● **Work to do**
Wherever the word "case" shows up in a line, please copy that line.

● **Input records**

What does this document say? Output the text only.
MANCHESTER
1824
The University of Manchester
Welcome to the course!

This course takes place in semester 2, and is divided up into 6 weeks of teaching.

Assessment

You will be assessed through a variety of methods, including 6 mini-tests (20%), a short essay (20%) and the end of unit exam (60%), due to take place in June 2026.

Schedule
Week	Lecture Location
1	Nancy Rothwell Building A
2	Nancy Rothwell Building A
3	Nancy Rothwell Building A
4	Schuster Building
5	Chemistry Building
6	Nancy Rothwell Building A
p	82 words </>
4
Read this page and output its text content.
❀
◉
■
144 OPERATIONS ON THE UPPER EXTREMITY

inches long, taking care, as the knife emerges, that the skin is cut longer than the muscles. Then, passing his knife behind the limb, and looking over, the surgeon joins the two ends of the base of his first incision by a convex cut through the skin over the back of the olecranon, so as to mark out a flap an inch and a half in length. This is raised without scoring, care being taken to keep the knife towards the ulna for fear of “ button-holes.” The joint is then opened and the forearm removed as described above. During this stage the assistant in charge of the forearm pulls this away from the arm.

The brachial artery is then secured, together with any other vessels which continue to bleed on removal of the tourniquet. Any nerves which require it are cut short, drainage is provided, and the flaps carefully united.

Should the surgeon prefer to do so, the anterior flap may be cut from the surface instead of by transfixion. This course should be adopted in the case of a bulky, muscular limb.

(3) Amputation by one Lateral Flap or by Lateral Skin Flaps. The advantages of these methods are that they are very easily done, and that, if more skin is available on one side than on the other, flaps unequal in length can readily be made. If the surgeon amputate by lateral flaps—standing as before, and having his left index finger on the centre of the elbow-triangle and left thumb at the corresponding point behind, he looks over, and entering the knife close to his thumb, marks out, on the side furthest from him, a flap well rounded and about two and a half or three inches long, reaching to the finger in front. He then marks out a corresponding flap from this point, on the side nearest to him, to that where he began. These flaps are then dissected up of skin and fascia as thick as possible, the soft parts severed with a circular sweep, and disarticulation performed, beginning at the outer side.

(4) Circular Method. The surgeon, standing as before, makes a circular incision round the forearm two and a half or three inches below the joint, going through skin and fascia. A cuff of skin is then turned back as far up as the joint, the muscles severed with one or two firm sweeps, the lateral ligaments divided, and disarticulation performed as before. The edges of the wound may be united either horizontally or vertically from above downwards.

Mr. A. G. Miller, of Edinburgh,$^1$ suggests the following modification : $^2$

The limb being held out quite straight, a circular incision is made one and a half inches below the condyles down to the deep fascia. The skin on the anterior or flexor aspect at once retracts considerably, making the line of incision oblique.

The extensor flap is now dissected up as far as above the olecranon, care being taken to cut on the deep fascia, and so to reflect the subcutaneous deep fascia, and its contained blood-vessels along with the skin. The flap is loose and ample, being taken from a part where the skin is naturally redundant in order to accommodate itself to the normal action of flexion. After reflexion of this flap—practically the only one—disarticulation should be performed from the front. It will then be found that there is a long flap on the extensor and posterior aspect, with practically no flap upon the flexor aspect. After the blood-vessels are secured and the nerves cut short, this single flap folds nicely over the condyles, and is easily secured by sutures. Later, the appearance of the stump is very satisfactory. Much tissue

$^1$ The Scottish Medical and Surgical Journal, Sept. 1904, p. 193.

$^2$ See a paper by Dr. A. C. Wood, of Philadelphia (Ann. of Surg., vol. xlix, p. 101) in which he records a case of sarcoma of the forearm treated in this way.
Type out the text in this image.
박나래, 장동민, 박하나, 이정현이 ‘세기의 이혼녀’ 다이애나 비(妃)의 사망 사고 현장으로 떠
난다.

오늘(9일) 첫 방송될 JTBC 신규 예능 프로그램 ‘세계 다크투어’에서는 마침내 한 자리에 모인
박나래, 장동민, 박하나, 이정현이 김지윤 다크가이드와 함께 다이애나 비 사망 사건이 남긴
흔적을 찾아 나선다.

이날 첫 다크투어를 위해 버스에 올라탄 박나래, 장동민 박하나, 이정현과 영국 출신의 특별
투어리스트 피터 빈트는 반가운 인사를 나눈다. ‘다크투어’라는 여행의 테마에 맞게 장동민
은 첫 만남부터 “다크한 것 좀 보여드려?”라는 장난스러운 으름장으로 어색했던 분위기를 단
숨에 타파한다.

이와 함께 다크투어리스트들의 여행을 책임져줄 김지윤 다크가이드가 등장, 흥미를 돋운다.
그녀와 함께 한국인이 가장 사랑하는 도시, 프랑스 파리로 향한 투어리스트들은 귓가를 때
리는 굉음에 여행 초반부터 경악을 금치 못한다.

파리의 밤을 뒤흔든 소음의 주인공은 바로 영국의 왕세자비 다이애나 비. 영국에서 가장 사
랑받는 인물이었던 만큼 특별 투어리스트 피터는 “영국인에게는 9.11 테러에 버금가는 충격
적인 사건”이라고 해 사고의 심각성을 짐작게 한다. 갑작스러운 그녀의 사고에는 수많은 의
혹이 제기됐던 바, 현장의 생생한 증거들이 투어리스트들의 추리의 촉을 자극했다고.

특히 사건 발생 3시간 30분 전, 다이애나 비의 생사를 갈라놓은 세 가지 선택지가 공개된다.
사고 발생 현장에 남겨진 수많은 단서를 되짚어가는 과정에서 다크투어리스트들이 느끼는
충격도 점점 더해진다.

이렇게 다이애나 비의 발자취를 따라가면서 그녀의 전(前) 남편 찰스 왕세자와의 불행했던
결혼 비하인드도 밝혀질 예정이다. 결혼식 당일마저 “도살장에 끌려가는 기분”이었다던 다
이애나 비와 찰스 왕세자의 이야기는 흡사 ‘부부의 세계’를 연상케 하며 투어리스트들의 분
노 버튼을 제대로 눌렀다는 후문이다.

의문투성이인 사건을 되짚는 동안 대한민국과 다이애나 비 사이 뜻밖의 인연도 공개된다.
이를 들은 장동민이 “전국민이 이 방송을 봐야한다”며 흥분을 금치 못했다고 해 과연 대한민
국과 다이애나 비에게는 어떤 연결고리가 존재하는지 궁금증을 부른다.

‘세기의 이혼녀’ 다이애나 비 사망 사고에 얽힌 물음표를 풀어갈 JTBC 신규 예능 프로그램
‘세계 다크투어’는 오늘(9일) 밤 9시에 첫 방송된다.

● **Solution**
Should the surgeon prefer to do so, the anterior flap may be cut from the surface instead of by transfixion. This course should be adopted in the case of a bulky, muscular limb.
$^2$ See a paper by Dr. A. C. Wood, of Philadelphia (Ann. of Surg., vol. xlix, p. 101) in which he records a case of sarcoma of the forearm treated in this way.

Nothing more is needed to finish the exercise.